Exercise aim =>
Copy out the listing exactly.

Supplied records =>

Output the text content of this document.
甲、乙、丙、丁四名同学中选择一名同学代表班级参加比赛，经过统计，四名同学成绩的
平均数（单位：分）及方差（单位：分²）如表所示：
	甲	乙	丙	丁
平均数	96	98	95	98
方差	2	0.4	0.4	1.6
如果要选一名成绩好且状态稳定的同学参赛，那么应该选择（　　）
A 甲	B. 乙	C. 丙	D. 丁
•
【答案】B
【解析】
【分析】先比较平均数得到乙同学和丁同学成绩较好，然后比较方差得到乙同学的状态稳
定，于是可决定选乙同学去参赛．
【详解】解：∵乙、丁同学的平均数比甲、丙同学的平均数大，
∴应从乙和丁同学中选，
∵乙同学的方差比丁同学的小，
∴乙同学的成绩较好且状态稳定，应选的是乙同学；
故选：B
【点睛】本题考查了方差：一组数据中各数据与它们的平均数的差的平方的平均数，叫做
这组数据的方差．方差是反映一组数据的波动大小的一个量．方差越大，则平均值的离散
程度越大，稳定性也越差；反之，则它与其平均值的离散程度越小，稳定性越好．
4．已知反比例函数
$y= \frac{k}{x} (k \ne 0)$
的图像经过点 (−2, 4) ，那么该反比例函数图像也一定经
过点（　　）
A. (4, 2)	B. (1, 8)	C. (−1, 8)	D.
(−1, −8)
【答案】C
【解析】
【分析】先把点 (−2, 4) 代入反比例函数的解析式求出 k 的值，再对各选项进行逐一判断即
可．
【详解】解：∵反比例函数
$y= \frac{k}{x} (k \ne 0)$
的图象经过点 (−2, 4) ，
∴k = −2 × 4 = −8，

Output =>
Output the text content of this document.
甲、乙、丙、丁四名同学中选择一名同学代表班级参加比赛，经过统计，四名同学成绩的
平均数（单位：分）及方差（单位：分²）如表所示：
	甲	乙	丙	丁
平均数	96	98	95	98
方差	2	0.4	0.4	1.6
如果要选一名成绩好且状态稳定的同学参赛，那么应该选择（　　）
A 甲	B. 乙	C. 丙	D. 丁
•
【答案】B
【解析】
【分析】先比较平均数得到乙同学和丁同学成绩较好，然后比较方差得到乙同学的状态稳
定，于是可决定选乙同学去参赛．
【详解】解：∵乙、丁同学的平均数比甲、丙同学的平均数大，
∴应从乙和丁同学中选，
∵乙同学的方差比丁同学的小，
∴乙同学的成绩较好且状态稳定，应选的是乙同学；
故选：B
【点睛】本题考查了方差：一组数据中各数据与它们的平均数的差的平方的平均数，叫做
这组数据的方差．方差是反映一组数据的波动大小的一个量．方差越大，则平均值的离散
程度越大，稳定性也越差；反之，则它与其平均值的离散程度越小，稳定性越好．
4．已知反比例函数
$y= \frac{k}{x} (k \ne 0)$
的图像经过点 (−2, 4) ，那么该反比例函数图像也一定经
过点（　　）
A. (4, 2)	B. (1, 8)	C. (−1, 8)	D.
(−1, −8)
【答案】C
【解析】
【分析】先把点 (−2, 4) 代入反比例函数的解析式求出 k 的值，再对各选项进行逐一判断即
可．
【详解】解：∵反比例函数
$y= \frac{k}{x} (k \ne 0)$
的图象经过点 (−2, 4) ，
∴k = −2 × 4 = −8，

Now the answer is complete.